--- BEGIN Listing ---
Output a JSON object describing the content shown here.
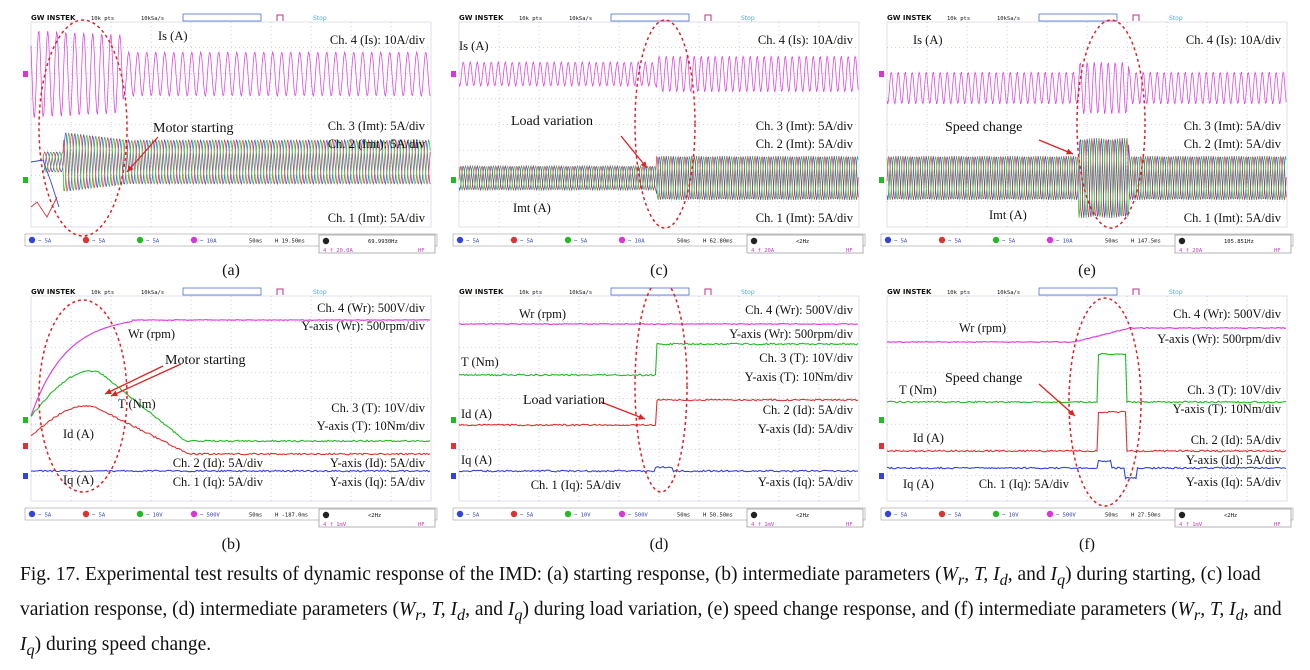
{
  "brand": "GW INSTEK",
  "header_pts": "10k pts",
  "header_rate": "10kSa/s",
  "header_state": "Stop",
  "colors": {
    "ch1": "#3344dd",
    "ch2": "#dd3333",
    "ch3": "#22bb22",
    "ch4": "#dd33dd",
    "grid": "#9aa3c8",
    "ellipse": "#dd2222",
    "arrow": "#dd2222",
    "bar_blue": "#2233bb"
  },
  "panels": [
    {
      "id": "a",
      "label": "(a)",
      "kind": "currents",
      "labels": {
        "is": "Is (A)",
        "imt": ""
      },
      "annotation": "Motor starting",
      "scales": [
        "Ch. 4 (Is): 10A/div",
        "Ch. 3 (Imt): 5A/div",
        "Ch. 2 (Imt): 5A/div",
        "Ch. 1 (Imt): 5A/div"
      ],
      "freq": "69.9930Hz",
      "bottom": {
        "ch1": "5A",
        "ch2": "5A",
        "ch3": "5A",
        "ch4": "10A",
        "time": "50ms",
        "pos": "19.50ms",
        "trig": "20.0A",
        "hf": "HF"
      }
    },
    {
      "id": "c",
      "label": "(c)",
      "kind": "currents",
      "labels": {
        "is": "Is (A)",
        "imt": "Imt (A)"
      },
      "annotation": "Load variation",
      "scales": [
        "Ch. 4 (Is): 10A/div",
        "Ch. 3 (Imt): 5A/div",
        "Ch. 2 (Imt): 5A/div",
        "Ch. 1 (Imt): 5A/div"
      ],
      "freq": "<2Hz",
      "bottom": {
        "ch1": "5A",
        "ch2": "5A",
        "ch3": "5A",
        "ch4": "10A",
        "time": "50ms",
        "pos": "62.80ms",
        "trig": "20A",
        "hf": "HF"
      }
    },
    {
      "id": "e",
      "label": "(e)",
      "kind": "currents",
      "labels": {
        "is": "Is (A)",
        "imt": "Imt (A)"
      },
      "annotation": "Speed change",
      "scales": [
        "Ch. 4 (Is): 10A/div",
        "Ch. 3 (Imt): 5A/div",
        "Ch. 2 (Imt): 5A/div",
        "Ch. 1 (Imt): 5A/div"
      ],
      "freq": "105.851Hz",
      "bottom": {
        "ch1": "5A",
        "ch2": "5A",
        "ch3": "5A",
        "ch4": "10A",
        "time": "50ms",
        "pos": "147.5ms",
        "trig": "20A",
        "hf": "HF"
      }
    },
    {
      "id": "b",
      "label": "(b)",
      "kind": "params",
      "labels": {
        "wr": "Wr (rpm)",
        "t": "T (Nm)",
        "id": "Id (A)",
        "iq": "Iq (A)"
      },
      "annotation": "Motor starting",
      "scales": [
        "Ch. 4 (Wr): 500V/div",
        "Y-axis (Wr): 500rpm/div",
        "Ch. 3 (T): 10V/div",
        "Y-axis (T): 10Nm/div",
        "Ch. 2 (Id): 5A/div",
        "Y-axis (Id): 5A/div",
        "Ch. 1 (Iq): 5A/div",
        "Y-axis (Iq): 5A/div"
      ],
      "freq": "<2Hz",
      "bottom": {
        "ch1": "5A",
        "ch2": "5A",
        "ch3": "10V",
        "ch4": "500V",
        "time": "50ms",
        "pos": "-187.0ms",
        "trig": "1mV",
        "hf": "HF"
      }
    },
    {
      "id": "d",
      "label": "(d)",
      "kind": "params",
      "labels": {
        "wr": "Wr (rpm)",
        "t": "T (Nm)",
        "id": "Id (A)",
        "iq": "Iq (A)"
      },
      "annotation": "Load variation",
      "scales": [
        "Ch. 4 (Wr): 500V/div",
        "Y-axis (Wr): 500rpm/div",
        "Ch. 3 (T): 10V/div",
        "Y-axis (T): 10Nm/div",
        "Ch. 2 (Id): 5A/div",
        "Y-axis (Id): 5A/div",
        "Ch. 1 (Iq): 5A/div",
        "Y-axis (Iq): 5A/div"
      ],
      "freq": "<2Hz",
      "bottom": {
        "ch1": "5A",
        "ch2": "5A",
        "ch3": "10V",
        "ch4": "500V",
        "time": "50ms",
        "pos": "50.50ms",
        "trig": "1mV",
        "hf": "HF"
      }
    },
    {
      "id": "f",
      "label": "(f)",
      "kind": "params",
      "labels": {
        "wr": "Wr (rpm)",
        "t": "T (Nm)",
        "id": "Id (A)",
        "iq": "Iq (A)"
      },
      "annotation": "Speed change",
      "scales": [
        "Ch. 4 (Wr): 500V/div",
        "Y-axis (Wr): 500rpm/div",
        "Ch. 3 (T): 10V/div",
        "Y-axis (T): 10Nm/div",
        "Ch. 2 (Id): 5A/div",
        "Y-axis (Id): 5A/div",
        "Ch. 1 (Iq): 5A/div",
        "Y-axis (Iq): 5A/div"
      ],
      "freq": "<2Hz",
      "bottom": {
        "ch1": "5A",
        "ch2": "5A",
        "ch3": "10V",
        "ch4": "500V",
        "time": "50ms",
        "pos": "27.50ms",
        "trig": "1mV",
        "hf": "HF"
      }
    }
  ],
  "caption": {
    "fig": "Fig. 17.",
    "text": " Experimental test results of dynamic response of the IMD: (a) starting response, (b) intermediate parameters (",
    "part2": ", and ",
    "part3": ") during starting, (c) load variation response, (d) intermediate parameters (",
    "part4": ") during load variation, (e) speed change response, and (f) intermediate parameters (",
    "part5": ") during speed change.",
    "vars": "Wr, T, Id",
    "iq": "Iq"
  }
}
--- END Listing ---
--- BEGIN Listing ---
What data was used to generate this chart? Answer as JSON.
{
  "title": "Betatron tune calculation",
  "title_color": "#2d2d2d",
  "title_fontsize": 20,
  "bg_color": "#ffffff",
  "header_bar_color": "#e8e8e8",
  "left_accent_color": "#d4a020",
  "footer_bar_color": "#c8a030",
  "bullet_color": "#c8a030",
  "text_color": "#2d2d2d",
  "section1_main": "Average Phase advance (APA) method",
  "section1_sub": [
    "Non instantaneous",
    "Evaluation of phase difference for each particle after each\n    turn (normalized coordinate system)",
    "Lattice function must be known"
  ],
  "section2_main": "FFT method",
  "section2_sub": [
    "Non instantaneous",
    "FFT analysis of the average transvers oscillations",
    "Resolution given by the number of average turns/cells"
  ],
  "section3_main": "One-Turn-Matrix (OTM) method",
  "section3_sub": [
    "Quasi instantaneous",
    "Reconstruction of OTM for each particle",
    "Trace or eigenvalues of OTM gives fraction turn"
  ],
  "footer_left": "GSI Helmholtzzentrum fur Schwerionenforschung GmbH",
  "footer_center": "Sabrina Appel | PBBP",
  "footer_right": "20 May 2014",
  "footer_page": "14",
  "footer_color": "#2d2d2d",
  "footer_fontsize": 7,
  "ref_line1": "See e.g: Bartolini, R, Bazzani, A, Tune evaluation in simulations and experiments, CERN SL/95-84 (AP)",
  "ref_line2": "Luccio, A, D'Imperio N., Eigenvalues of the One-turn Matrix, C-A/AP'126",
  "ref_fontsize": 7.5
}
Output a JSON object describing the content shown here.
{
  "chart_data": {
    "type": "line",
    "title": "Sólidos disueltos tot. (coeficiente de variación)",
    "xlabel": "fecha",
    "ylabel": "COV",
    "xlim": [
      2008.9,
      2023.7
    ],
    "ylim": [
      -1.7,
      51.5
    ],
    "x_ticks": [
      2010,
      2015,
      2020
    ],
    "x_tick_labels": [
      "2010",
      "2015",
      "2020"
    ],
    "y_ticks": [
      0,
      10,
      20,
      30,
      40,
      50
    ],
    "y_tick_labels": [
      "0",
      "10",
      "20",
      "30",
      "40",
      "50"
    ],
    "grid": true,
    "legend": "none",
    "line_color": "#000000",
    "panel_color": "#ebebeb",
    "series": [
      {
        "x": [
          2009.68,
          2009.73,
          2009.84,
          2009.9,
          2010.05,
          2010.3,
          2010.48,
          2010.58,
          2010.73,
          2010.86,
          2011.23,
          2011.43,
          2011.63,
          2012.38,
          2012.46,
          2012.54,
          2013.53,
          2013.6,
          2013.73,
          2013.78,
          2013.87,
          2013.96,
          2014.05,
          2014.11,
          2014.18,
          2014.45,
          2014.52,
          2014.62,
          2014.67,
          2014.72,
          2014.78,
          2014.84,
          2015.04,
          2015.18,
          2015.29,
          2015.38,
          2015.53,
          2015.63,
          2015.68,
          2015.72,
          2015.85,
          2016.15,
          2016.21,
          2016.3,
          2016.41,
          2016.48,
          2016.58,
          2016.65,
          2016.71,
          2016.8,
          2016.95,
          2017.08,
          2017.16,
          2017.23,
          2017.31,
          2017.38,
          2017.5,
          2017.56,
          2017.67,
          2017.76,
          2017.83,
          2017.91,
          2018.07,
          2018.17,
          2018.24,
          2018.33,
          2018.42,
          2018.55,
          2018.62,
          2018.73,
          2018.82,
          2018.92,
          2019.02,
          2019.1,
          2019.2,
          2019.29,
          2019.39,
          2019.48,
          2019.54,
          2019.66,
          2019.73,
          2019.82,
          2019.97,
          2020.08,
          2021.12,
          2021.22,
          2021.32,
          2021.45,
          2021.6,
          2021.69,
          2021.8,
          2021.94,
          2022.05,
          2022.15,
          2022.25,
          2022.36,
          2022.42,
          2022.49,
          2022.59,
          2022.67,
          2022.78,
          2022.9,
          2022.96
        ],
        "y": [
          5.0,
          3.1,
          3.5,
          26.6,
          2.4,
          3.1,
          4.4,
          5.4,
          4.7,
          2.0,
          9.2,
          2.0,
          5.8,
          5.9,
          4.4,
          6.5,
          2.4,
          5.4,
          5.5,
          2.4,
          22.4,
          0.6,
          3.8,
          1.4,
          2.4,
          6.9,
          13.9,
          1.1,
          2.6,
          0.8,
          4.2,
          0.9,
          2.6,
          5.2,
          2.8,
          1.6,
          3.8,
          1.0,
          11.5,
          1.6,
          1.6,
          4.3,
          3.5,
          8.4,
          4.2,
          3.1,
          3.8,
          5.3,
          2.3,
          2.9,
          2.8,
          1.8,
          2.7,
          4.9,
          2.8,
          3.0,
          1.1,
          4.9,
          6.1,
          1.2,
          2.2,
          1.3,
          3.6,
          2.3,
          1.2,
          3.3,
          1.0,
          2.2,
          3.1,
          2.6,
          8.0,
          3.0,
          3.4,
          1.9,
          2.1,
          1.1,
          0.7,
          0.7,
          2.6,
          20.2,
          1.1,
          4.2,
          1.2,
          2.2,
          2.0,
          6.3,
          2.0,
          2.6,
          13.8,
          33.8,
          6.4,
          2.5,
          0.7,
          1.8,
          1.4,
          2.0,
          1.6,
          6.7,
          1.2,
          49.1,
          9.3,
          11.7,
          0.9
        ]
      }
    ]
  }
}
--- END Listing ---
--- BEGIN Listing ---
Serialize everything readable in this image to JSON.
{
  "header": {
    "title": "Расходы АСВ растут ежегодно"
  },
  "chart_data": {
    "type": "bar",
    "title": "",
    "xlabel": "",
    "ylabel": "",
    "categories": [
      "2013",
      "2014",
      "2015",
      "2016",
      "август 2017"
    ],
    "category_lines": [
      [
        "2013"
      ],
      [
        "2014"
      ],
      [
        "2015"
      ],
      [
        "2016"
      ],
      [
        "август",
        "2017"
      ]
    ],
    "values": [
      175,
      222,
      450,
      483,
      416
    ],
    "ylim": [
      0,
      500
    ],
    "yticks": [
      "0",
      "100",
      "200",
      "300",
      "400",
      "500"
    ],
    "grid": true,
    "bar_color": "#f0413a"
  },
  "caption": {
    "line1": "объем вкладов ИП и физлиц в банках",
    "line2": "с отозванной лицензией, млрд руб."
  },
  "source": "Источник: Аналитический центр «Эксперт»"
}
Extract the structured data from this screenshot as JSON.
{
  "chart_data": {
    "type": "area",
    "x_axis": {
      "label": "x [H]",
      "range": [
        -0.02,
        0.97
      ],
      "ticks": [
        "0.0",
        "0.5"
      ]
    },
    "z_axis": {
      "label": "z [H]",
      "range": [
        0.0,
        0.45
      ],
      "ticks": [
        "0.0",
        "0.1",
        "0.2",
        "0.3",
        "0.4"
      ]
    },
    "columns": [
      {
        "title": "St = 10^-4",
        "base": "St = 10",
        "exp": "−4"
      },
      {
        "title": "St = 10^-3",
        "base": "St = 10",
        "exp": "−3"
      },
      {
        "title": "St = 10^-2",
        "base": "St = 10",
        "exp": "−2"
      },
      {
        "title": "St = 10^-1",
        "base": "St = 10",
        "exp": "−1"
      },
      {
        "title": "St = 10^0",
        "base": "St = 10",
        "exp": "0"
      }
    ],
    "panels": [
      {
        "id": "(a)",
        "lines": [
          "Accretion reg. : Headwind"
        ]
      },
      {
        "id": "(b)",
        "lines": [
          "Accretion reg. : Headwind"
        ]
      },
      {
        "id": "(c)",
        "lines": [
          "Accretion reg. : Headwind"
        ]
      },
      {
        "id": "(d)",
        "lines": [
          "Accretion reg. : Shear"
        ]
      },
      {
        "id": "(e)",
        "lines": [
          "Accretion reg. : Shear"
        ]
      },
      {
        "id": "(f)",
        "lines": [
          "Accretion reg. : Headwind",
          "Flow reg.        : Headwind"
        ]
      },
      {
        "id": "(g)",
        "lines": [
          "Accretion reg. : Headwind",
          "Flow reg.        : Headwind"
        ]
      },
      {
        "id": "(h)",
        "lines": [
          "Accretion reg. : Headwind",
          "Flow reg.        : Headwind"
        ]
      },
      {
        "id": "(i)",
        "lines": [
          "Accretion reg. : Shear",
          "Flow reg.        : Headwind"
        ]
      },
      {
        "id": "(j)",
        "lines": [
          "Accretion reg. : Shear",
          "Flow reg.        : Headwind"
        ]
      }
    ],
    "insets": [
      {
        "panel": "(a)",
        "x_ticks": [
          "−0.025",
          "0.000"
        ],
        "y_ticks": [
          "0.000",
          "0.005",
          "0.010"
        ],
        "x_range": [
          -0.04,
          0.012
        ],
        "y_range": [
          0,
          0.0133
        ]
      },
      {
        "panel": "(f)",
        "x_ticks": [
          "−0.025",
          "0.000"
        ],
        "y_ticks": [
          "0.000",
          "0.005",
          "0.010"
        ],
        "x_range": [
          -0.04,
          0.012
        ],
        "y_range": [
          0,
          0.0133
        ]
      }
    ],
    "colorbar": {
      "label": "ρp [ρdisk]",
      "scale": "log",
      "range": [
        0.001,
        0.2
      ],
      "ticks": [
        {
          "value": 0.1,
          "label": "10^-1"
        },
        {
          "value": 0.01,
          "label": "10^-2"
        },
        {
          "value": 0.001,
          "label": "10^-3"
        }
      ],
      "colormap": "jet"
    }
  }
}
--- END Listing ---
Exercise => Say how many lines of the material contain the word "each", with no other text.

The solution => 2